• Consigna
Según la reseña de la gala de clausura, ¿en qué año y en qué ciudad se estrenó la ópera Porgy and Bess?

Minería, gala de clausura: Elgar, Tchaikovsky y Gershwin

agosto 31, 2015

Carlos Miguel Prieto abrió este magno evento con dos marchas del Op. 39 de Sir Edward Elgar.

por Ricardo Rondón

Carlos Miguel Prieto abrió este magno evento con dos marchas del Op. 39 de Sir Edward Elgar, ambas emotivas y de impecable confección. Celebran las glorias militares inglesas y su devoción a la monarquía. La No. 1, que encierra el himno Land of Hope and Glory,(Tierra de de esperanza y gloria) es sinónima de las graduaciones escolares.

El Concierto para violín Op. 35 de Tchaikovsky es uno de los favoritos de los melómanos y se escucha en México con frecuencia. El hecho de contar con el violinista ruso Vadim Gluzman es un honor más que enriquece esta temporada. Gluzman tocó el famoso Concieto magistralmente viviendo cada pasaje musical con pasión y perfección técnica. Es obvio que ama esta música y la proyectó al enorme auditorio que llenaba la Sala Neza (agosto 29).Cada vez que lo escuchamos sentimos una presencia especial de perfección aunado a un gran corazón. Prieto y la OSM le dieron un acompañamiento estupendo y es un placer verlos trabajando juntos.

Como plato fuerte se presentó en forma de concierto la ópera Porgy and Bess de George Gershwin, un clásico del teatro musical que ha viajado por todo el mundo. La ópera se estrenó en 1935 en Nueva York. Gershwin utilizó un libreto de DuBose Heyward e Ira Gershwin basado en la obra Porgy de DuBose y Dorothy Heyward. La acción transcurre en los años veinte en un barrio negro de Charleston, Carolina del Sur.

Esta es la última obra seria de Gershwin y su única ópera formal. Encierra gran riqueza melódica, un ritmo vigoroso, espontaneidad y frescura. Es la única obra del compositor que muestra compasión, humanidad y un instinto profundamente humano. Recrea los sonidos del barrio que van de los espirituales hasta los gritos callejeros. Es una verdadera opera folklórica cuyas raíces negras son evidentes.

• Datos de origen
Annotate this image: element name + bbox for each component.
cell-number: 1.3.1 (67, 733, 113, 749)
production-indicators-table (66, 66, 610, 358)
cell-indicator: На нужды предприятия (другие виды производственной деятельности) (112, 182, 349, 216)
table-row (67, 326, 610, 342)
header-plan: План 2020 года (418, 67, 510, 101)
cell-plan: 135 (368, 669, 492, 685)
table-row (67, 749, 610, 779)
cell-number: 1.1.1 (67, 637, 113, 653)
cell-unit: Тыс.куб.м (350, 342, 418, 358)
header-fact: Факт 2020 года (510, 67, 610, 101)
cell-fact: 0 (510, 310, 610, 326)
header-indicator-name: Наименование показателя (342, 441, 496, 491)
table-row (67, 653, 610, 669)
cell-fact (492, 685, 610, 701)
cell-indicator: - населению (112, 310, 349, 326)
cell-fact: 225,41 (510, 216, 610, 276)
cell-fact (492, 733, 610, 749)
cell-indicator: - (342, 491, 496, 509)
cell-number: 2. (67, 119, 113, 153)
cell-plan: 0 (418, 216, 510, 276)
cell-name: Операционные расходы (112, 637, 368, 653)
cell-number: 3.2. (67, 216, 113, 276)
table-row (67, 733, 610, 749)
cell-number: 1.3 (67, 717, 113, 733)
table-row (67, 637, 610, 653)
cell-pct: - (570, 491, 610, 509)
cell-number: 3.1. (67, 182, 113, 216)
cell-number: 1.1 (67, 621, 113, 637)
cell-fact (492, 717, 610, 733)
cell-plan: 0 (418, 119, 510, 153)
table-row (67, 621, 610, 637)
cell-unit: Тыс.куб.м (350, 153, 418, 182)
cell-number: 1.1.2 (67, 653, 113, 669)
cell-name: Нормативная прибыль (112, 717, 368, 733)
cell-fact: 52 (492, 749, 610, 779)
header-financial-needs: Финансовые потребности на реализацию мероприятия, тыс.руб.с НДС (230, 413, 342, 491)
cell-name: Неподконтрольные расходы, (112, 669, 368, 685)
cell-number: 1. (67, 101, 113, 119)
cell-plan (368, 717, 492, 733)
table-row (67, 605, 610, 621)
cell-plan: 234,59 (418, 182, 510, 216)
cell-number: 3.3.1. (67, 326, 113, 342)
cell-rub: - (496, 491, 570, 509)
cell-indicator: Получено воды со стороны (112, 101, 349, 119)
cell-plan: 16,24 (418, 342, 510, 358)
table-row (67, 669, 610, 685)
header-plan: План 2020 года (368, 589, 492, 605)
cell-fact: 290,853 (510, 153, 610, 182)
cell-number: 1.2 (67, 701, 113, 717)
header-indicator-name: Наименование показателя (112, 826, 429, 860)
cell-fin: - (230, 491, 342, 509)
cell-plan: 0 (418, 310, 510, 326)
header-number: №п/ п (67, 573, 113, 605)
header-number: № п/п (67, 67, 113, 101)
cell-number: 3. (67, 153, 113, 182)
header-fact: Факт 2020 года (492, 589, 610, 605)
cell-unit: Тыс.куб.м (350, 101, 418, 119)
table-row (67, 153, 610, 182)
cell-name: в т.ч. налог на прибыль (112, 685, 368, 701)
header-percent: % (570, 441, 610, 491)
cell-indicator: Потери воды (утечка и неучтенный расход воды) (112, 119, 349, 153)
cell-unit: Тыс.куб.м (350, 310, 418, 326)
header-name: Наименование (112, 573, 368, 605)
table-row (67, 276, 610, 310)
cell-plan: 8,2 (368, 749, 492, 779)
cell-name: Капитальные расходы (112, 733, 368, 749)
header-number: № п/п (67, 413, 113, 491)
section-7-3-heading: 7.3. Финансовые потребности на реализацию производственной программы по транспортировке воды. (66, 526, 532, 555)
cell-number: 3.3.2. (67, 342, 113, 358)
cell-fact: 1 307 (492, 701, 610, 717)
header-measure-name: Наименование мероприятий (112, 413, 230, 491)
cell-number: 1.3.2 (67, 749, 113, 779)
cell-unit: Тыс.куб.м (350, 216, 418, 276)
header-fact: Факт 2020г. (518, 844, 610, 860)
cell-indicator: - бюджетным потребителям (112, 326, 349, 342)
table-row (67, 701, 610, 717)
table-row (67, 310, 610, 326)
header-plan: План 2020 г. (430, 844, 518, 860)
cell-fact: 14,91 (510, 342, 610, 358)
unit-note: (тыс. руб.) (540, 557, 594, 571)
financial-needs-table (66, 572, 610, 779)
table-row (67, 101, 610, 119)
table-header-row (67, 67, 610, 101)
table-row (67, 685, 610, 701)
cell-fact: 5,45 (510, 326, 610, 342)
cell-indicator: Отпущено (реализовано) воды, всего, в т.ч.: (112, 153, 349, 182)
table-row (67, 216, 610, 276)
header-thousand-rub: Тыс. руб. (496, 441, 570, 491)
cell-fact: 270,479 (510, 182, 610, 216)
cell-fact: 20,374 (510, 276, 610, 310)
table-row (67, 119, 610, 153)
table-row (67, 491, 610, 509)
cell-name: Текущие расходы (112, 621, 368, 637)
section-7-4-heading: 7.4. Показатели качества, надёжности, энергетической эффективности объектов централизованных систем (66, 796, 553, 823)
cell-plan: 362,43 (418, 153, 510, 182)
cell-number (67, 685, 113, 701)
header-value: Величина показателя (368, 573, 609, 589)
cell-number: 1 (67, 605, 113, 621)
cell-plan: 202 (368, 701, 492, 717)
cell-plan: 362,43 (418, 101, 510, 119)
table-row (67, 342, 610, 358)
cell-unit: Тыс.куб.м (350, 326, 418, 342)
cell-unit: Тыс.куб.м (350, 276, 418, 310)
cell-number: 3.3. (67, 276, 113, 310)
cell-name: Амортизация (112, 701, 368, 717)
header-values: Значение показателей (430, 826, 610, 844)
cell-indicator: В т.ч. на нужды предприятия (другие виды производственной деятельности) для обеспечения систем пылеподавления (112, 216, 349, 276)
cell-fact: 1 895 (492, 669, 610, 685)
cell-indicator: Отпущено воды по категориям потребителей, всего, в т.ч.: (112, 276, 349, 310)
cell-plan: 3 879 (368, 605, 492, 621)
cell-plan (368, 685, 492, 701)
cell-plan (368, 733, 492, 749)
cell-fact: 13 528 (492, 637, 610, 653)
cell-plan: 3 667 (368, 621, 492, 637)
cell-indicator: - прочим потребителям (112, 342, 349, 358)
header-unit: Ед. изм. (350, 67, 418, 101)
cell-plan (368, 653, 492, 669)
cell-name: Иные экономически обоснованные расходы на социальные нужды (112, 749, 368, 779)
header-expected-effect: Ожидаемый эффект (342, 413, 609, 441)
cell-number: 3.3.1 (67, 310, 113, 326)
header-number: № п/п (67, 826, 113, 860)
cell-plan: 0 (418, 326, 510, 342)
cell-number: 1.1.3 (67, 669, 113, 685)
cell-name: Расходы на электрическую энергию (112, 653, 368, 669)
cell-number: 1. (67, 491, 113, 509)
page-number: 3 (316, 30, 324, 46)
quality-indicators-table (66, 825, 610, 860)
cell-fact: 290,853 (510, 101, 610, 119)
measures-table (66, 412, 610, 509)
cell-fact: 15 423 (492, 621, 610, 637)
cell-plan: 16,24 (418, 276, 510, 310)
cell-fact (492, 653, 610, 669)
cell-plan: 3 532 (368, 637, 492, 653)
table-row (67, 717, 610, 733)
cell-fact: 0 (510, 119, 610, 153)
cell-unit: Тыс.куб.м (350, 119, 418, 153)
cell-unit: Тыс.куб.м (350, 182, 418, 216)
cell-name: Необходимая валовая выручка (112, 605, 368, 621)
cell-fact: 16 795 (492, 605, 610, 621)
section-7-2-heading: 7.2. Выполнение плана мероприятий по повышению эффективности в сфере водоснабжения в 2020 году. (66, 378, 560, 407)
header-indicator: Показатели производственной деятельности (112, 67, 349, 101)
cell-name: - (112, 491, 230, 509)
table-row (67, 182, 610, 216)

• Su respuesta
En 1935, en Nueva York.